**TEXT SEGMENT**
········

Need help with sed and regexp

Boxtuna · August 23, 2012, 5:49pm

Hi everyone, I would really appreciate any help I could get on the following topic.
I am not very familiar with reg expressions nor with sed, I just know the basic uses. What I am trying to do is the following: I have a huge text file where I would like to replace all occurnces of a certain pattern with another one. Here an example:

 "name1" = "12;15";
  "name5" = "7";
  "abc1" = "3";
  "5" = "";
  "-7" = "";
  "hgf" = "12;15";
  "e1" = "8";
  "-5" = "";

Should change to:

  "name1" = "12;15";
  "name5" = "7";
  "abc1" = "3;5;-7";
  "hgf" = "12;15";
  "e1" = "8;-5";

The rule is: any assign statement to a variable starting with a letter ( like "name1" ) is preserved, while any assignment to a numerical variable ( like "1" or "-1" should be appended to the previous line.

I couldnt get it to work because of the condition is across more than one line. I know I am supposed to use the N instruction but dunno how. Any help how to do the above with sed or any other way is cery appreciated.

Thanks.

agama · August 23, 2012, 10:01pm

I think it's easier to code, read, maintain in awk:

awk -F = '
    match( $1, /"(-*[0-9]+)"/, hit ) {
        gsub( "\";", ";" hit[1] "\";", p );
        next;
    }
    {
        if( p )

········

**DATA**
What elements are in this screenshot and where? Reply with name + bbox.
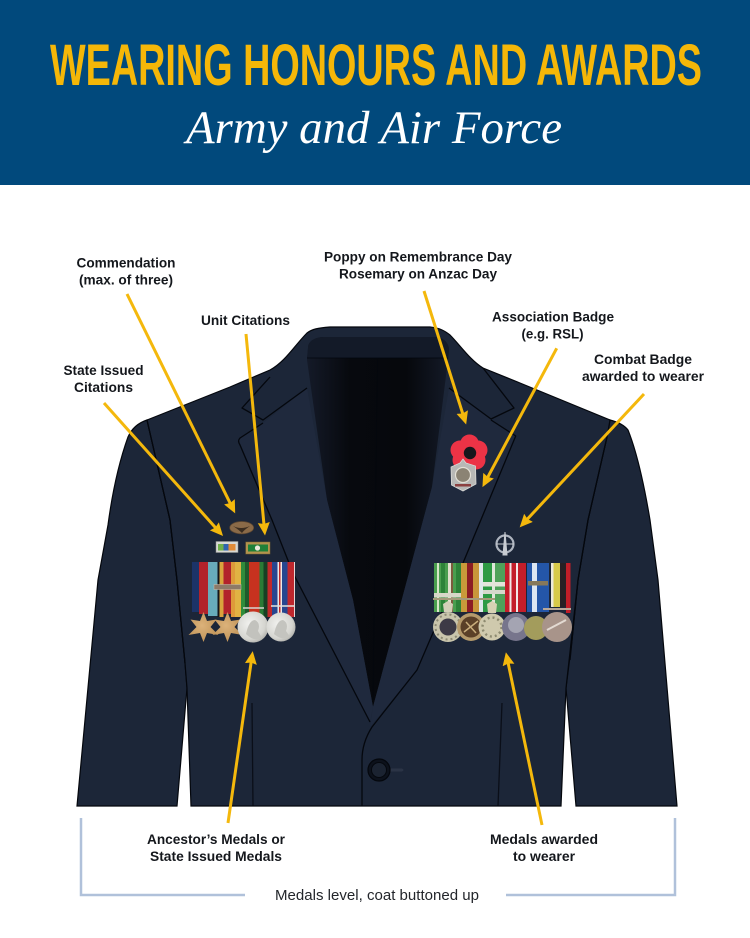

········

**REQUIREMENTS**
a. In the forum thread about sed and regular expressions, which sed instruction does the original poster say they are supposed to use?
b. State whether each statement agrees with the forum thread about sed and regular expressions. Answer yes or no and quote the deciding words. (i) The original poster is very familiar with regular expressions. (ii) The reply considers awk easier than sed for this job. (iii) Assignments to variables that start with a letter are appended to the previous line.
c. Carry on the forum thread about sed and regular expressions from the point where it stops.

**EXERCISE RESULTS**
a. The N instruction.

b.
(i) No: "I am not very familiar with reg expressions nor with sed"
(ii) Yes: "I think it's easier to code, read, maintain in awk"
(iii) No: "any assign statement to a variable starting with a letter ( like "name1" ) is preserved"

c.
            print p;
        p = $0;
    }

    END {
        if( p )
            print p;
    }
' input-file >output-file

RudiC · August 24, 2012, 3:51am

Pls help me out: which awk version supports match(s, r, X) ? mawk does not. And what is the resulting action? Couldn't find in this forum's man pages.

elixir_sinari · August 24, 2012, 4:00am

From man page(s) for gawk:

       match(s, r [, a])       Return the position in s where the regular expression r occurs, or 0 if r is not present, and set
                               the  values  of RSTART and RLENGTH.  Note that the argument order is the same as for the ~ opera
                               tor: str ~ re.  If array a is provided, a is cleared and then elements 1  through  n  are  filled
                               with  the  portions of s that match the corresponding parenthesized subexpression in r.  The 0'th
                               element of a contains the portion of s matched by the entire regular  expression  r.   Subscripts
                               a[n,  "start"],  and  a[n,  "length"] provide the starting index in the string and length respec
                               tively, of each matching substring.

RudiC · August 24, 2012, 5:06am

Ah, gawk. Got it, thank you!

Boxtuna · August 24, 2012, 6:53am

agama, thanks a lot! Your awk example works like a charm.

Don_Cragun · August 25, 2012, 1:11am

Note that if you're on a system that doesn't have gawk and awk's match() function only takes two arguments (such as on OS X), the following should also work:

awk -F = '$1 ~ /"(-*[0-9]+)"/ {
        split($1, f, "\"")
        sub( "\";", ";" f[2] "\";", p )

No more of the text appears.